» WRITTEN REQUEST:
Go through the listing and copy each line with the string "Губернатор".

» INPUT DATA:
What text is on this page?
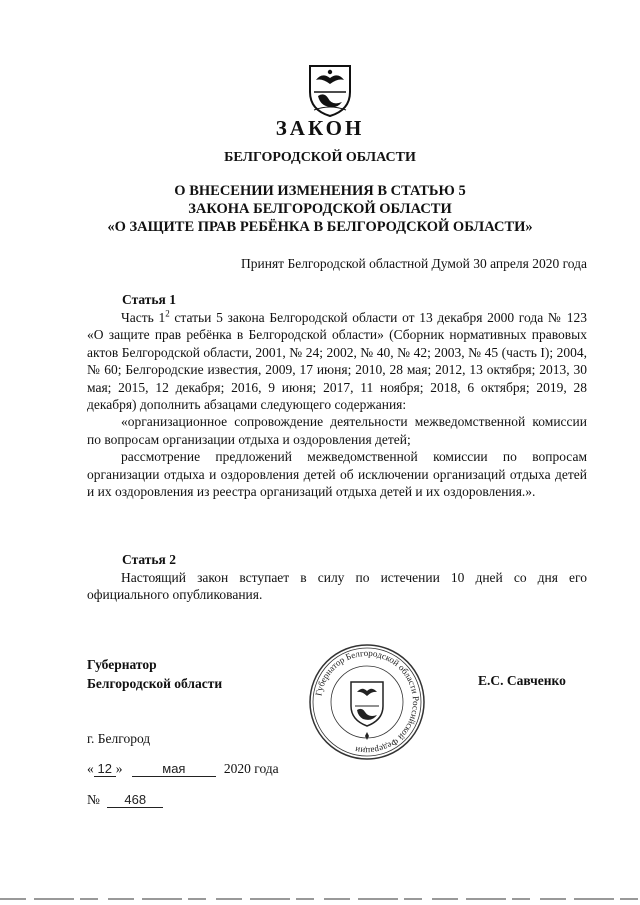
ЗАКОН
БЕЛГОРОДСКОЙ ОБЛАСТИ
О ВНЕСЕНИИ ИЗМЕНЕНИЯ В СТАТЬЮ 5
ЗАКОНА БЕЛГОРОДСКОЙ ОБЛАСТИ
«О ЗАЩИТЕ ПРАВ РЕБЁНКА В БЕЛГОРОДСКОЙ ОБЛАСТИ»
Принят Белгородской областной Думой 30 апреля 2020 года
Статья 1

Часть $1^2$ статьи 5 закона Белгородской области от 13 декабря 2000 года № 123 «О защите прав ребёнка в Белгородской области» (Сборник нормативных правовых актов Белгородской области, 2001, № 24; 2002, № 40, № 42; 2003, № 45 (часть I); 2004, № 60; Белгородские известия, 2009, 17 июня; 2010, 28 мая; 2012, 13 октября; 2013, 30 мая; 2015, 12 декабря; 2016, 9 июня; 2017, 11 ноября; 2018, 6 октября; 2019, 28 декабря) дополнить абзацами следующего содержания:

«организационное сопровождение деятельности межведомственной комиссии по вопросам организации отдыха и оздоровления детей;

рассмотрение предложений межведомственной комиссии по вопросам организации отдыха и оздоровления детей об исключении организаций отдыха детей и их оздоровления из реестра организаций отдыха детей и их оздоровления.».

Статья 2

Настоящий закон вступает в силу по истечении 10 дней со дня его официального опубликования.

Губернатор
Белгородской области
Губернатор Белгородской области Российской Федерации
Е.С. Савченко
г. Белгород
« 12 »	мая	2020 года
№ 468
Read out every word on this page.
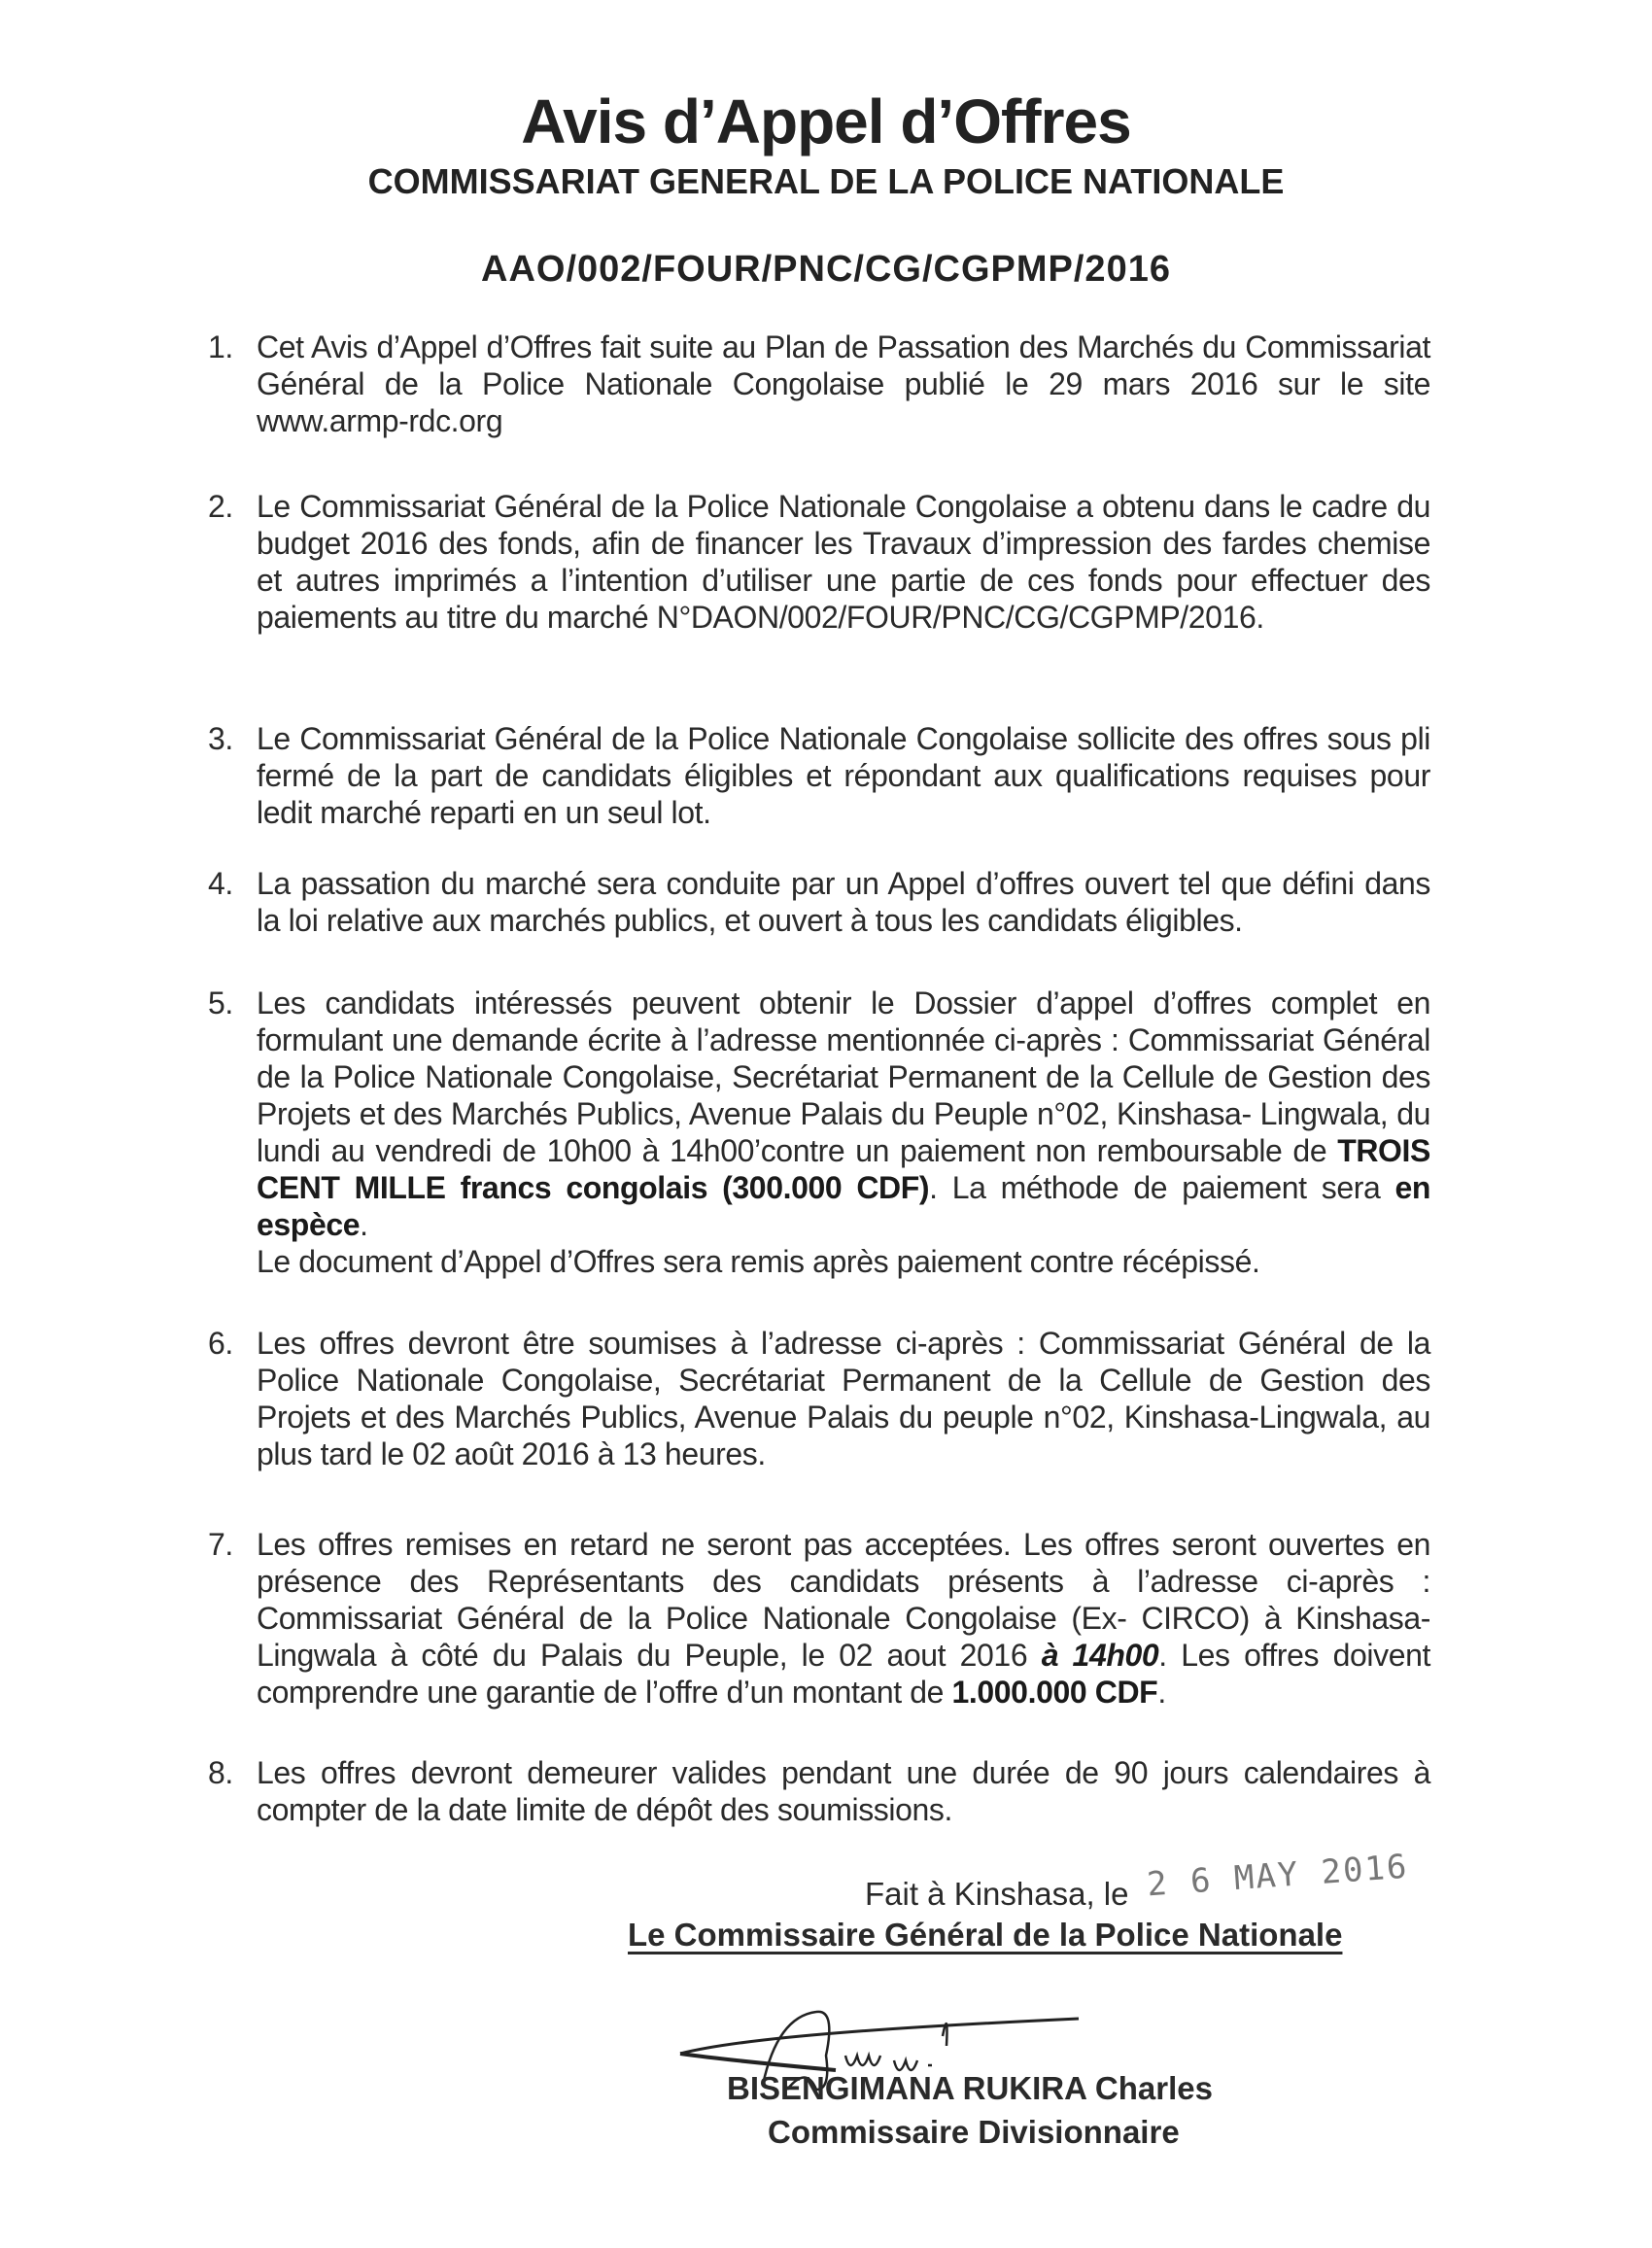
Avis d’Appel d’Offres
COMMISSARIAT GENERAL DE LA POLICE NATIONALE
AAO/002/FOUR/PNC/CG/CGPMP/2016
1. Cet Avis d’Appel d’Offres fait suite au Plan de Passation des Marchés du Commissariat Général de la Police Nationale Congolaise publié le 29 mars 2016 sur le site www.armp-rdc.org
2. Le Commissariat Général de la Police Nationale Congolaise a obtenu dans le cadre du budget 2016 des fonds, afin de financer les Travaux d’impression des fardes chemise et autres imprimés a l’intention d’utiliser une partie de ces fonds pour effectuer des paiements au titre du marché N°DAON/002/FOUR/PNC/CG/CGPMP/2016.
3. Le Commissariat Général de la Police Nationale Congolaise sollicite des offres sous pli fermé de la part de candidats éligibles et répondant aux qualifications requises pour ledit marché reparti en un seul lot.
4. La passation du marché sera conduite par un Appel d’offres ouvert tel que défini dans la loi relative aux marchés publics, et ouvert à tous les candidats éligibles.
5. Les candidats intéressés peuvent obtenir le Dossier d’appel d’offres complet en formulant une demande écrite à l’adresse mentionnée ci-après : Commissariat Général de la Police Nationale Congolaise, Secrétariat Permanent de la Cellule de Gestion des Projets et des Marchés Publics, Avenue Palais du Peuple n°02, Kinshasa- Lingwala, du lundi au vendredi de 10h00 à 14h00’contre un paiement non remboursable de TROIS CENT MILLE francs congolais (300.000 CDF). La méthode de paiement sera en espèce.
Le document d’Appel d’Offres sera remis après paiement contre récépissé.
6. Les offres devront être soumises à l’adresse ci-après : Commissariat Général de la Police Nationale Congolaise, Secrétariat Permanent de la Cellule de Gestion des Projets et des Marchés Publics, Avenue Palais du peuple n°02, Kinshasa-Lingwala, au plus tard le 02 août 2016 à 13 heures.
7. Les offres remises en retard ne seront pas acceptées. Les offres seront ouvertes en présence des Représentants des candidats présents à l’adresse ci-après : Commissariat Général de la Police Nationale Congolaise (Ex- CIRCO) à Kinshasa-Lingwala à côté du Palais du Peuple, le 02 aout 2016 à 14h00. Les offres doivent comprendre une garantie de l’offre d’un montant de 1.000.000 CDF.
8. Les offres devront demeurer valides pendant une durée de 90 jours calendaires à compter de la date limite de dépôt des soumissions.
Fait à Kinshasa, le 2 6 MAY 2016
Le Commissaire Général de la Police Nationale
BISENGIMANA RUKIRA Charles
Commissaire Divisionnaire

==

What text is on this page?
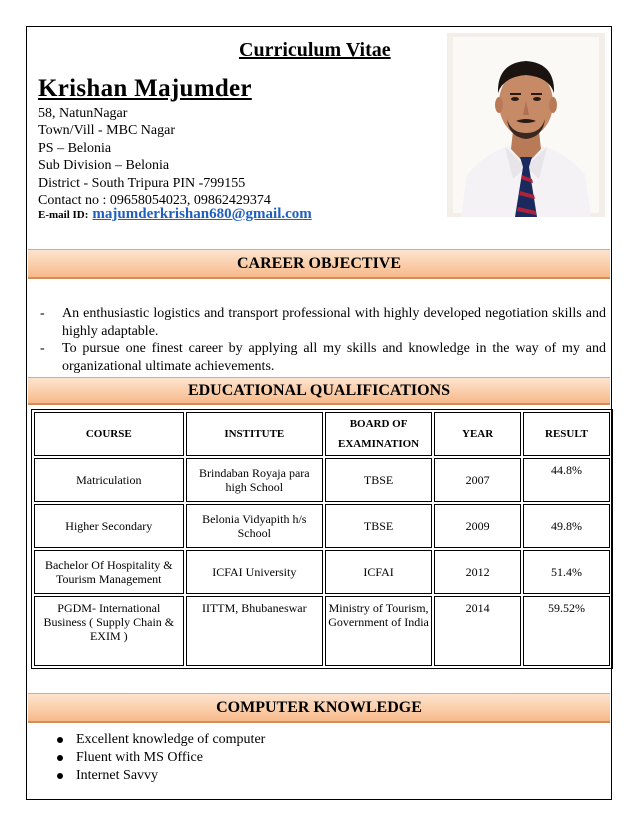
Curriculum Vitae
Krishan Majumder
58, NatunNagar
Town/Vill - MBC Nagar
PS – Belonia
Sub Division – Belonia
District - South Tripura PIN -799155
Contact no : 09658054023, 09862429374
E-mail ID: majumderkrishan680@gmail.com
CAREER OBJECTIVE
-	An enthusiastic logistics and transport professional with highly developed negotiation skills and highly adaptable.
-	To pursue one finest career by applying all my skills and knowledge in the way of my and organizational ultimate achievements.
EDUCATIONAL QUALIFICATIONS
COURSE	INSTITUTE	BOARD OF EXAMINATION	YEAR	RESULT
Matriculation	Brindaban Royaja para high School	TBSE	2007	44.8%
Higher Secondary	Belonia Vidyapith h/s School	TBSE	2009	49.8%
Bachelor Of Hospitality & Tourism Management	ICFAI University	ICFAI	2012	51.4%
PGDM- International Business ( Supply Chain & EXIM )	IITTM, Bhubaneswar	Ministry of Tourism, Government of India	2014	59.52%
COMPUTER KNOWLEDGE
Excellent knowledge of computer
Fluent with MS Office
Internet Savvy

* * *

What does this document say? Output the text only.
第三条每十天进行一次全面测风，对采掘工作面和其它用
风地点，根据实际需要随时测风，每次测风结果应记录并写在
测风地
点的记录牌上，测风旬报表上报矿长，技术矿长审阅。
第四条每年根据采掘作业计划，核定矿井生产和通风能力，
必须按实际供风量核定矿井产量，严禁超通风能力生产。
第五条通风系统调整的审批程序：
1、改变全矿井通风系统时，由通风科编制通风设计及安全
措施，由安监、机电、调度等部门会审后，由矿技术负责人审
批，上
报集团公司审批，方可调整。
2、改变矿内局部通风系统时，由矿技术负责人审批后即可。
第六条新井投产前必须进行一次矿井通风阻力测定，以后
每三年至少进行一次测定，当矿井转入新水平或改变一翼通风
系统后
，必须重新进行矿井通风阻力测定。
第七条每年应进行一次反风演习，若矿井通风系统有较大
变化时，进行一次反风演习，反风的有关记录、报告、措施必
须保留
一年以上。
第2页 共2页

» SOLUTION:
Губернатор
Губернатор Белгородской области Российской Федерации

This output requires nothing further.